◆ Exercise task ◆
Whenever a line contains the string "Size", copy it out of the entries.

◆ Available records ◆
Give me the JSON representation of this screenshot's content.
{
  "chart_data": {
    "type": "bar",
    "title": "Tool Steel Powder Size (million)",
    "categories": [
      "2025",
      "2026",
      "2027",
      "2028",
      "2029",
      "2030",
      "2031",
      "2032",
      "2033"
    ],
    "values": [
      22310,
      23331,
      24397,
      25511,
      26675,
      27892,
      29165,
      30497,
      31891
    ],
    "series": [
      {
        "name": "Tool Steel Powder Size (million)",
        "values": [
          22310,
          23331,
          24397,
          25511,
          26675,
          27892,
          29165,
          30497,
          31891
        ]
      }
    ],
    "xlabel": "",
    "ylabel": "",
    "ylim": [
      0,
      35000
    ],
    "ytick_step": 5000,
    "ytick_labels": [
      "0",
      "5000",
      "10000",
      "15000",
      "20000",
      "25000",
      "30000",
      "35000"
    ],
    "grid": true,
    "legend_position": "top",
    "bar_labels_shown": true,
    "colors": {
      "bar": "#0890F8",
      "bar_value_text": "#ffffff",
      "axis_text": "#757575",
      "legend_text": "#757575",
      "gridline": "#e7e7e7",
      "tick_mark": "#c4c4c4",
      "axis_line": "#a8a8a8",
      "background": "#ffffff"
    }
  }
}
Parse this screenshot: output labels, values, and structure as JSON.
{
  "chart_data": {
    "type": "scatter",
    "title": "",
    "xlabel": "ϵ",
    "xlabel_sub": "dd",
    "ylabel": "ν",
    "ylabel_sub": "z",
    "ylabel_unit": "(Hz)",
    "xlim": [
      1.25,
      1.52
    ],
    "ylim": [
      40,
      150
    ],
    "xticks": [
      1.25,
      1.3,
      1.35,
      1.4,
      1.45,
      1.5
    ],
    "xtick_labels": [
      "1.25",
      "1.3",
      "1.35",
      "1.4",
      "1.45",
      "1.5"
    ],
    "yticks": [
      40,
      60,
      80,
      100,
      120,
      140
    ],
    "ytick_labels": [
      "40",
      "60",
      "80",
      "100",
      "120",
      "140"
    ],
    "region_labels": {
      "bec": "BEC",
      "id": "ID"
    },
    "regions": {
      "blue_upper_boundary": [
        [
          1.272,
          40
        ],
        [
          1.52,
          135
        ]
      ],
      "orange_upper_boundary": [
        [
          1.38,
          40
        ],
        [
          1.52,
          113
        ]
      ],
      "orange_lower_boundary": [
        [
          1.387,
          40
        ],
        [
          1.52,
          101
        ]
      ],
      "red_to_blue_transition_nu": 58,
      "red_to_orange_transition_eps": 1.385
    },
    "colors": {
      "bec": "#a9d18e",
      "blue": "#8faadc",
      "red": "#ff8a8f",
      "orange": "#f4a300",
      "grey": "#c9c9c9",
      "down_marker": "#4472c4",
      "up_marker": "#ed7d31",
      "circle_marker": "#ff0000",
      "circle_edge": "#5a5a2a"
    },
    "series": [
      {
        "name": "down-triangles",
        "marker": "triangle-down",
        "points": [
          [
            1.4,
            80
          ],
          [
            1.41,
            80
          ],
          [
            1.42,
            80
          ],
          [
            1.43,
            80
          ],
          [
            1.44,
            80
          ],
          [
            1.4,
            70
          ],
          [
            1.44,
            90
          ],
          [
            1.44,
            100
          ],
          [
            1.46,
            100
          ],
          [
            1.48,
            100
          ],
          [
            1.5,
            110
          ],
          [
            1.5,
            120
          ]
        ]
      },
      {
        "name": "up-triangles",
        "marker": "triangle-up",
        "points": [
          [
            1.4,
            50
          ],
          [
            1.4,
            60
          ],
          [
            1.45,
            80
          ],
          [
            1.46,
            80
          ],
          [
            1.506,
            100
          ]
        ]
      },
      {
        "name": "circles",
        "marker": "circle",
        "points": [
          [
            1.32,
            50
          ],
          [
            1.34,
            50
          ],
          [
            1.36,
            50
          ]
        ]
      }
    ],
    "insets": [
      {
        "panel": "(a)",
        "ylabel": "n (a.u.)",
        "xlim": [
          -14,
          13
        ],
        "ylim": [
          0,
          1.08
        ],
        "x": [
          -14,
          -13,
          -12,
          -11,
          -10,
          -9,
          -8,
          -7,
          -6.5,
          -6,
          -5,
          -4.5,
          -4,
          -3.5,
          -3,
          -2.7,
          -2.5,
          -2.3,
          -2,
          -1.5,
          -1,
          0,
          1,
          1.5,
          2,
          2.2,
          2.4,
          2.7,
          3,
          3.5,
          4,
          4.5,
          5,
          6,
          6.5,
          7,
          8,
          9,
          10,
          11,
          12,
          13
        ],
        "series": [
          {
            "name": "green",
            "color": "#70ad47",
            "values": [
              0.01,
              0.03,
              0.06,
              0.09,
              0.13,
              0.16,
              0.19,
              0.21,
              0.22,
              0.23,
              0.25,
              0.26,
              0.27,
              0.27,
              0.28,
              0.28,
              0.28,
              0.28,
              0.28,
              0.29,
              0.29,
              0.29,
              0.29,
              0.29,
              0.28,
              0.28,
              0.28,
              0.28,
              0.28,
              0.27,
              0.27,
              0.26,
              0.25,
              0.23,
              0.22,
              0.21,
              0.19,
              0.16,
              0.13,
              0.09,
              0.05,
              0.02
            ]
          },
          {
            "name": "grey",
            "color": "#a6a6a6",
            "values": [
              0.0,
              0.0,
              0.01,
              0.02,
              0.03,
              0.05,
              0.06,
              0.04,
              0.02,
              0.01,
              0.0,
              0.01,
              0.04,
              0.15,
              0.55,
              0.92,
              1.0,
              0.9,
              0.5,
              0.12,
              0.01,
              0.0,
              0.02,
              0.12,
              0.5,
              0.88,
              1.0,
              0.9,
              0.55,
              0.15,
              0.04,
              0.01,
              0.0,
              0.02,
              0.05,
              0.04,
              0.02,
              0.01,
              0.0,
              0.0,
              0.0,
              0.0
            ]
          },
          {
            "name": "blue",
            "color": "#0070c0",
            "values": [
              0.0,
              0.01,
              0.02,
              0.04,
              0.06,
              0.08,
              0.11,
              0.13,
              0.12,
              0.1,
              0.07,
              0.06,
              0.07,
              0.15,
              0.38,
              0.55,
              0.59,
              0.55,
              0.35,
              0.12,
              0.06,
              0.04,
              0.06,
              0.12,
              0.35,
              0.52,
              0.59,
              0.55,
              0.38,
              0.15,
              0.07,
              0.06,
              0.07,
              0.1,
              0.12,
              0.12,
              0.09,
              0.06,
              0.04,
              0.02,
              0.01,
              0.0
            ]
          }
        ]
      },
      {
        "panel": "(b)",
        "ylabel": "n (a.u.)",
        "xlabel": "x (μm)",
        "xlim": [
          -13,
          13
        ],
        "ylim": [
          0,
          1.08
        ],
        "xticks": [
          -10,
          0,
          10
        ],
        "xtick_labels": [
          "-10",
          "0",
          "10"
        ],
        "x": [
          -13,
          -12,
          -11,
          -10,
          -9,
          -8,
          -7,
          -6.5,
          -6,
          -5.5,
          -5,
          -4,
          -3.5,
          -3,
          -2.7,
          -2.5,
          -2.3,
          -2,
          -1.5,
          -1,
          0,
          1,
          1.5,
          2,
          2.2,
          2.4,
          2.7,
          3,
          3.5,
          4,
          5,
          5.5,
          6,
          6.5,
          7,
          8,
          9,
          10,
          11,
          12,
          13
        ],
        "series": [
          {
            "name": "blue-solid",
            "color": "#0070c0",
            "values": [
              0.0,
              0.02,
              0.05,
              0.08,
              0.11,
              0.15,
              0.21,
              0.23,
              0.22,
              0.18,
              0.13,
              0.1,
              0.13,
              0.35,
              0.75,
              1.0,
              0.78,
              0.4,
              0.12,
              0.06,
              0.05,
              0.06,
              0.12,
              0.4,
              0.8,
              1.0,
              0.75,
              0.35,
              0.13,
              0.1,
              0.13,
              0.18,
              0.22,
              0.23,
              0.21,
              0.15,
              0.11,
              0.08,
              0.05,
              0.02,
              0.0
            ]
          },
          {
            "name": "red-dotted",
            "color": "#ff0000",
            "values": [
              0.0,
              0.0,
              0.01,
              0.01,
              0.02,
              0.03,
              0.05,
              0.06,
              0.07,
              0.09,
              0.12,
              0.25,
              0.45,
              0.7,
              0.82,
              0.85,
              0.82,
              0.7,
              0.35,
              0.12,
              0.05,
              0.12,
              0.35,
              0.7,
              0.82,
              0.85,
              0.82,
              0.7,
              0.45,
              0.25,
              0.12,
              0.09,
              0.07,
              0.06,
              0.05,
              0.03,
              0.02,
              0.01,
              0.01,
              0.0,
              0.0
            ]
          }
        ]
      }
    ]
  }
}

◆ Response to the task ◆
    "title": "Tool Steel Powder Size (million)",
        "name": "Tool Steel Powder Size (million)",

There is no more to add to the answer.